_WHAT YOU SHOULD DO_
Every line below that contains "watermark" is to be copied.

_INFORMATION SHOWN_
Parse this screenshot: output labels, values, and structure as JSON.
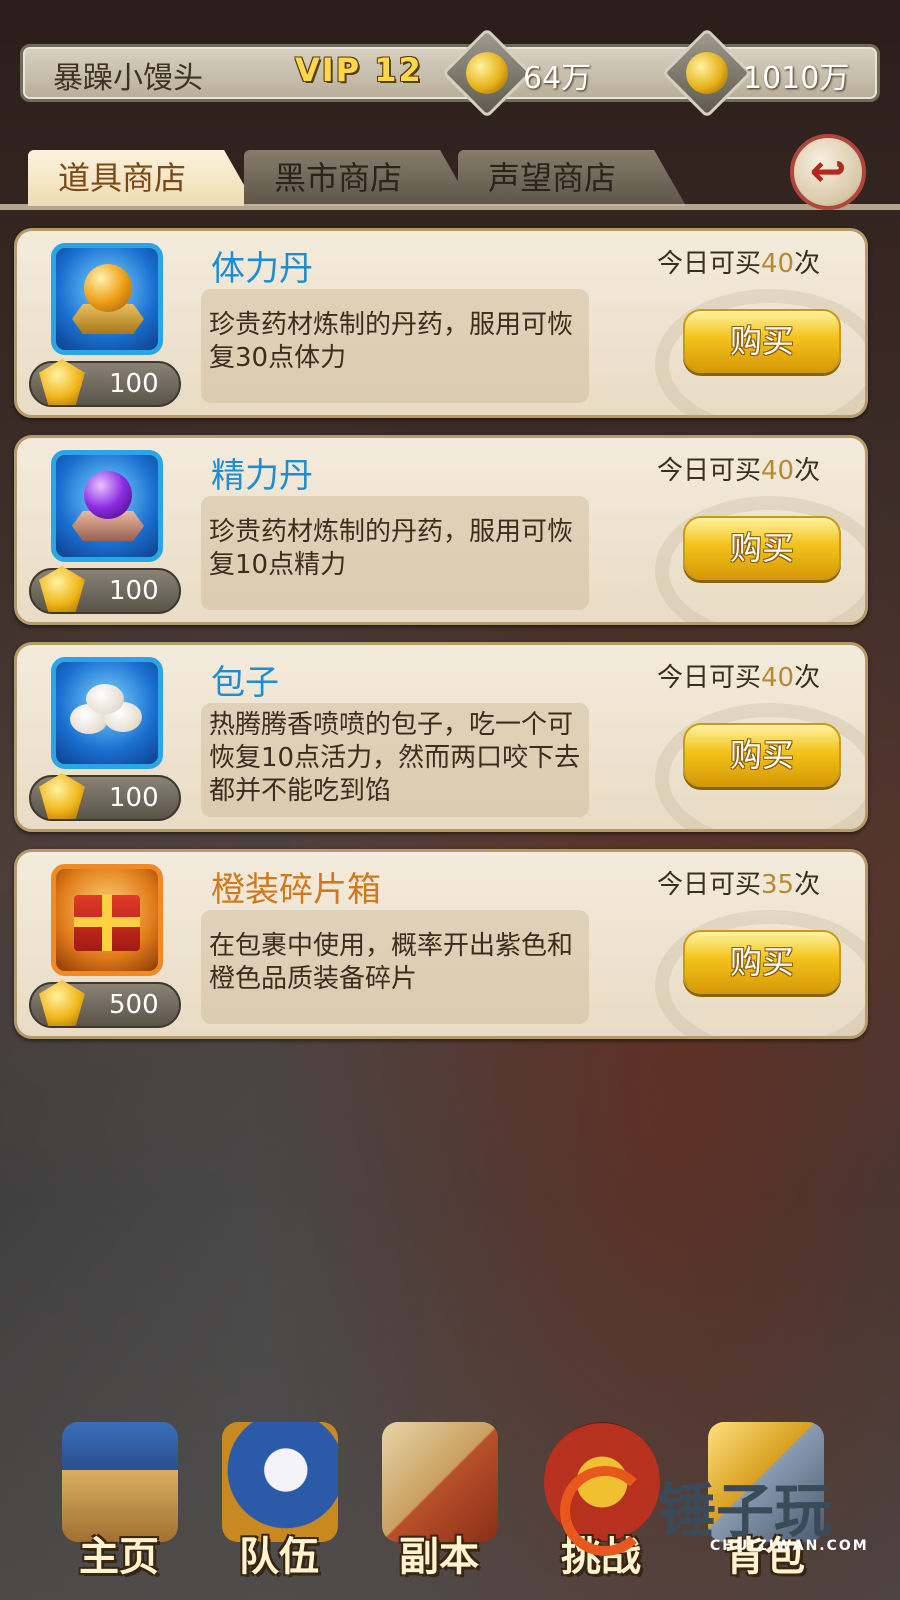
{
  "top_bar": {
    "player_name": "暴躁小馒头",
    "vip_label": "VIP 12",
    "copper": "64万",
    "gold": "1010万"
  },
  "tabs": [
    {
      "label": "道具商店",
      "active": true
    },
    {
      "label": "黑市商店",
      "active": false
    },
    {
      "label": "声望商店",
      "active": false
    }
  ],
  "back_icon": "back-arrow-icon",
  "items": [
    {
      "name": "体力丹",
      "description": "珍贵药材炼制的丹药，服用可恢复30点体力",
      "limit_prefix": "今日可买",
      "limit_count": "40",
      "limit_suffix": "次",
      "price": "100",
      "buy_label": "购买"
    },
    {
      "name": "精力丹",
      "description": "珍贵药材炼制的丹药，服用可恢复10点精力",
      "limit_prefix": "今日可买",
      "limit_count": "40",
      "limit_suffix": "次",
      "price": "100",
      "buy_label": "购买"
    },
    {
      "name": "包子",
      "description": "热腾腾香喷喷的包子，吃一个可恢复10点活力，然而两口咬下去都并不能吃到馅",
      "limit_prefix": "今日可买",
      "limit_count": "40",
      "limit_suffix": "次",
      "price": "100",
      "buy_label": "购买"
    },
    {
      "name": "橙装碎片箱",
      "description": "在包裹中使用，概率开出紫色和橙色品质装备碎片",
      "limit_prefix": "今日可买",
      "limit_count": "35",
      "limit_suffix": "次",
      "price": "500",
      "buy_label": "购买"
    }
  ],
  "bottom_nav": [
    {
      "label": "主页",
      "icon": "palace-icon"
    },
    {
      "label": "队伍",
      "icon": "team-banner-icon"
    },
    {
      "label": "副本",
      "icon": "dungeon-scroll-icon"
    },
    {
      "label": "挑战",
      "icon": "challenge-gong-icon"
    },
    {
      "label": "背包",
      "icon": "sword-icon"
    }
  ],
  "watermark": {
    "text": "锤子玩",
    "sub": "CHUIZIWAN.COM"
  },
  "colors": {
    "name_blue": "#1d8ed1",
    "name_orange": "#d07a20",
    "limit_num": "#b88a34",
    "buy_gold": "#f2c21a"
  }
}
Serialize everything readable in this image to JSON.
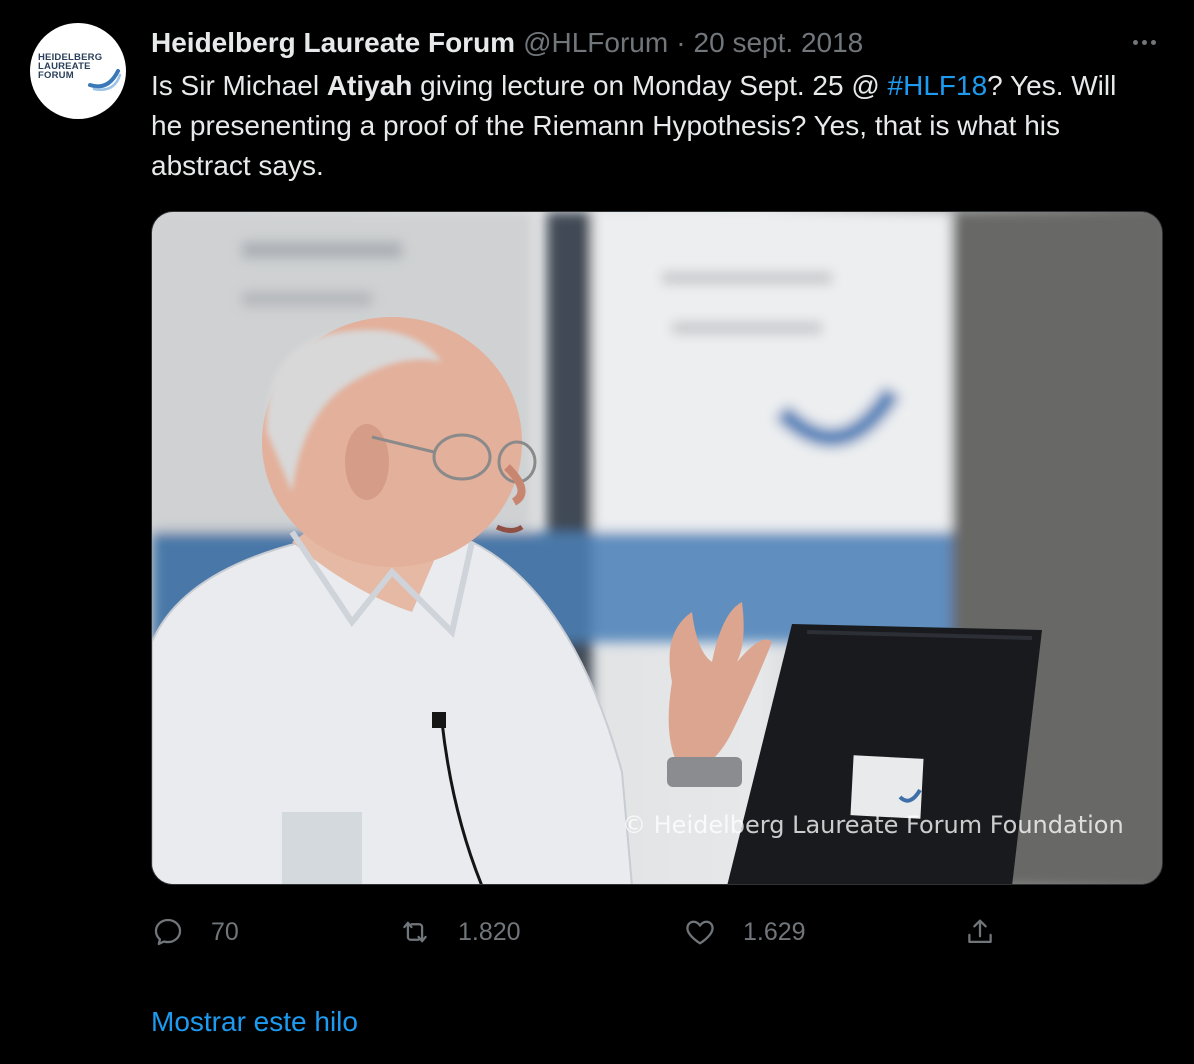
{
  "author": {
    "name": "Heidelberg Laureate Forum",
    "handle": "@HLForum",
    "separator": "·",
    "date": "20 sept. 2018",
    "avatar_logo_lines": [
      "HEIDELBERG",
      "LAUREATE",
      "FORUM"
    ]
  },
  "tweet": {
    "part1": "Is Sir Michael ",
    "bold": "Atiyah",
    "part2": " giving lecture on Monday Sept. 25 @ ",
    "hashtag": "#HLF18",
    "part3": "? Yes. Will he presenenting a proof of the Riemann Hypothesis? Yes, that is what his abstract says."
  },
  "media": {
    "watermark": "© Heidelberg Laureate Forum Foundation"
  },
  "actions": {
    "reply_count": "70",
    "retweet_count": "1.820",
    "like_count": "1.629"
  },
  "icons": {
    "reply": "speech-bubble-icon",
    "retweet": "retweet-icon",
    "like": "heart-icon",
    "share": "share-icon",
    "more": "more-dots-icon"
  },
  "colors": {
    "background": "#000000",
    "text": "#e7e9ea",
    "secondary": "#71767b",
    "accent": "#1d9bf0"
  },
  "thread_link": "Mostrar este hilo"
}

_FULL ANSWER_
  "watermark": {
    "watermark": "© Heidelberg Laureate Forum Foundation"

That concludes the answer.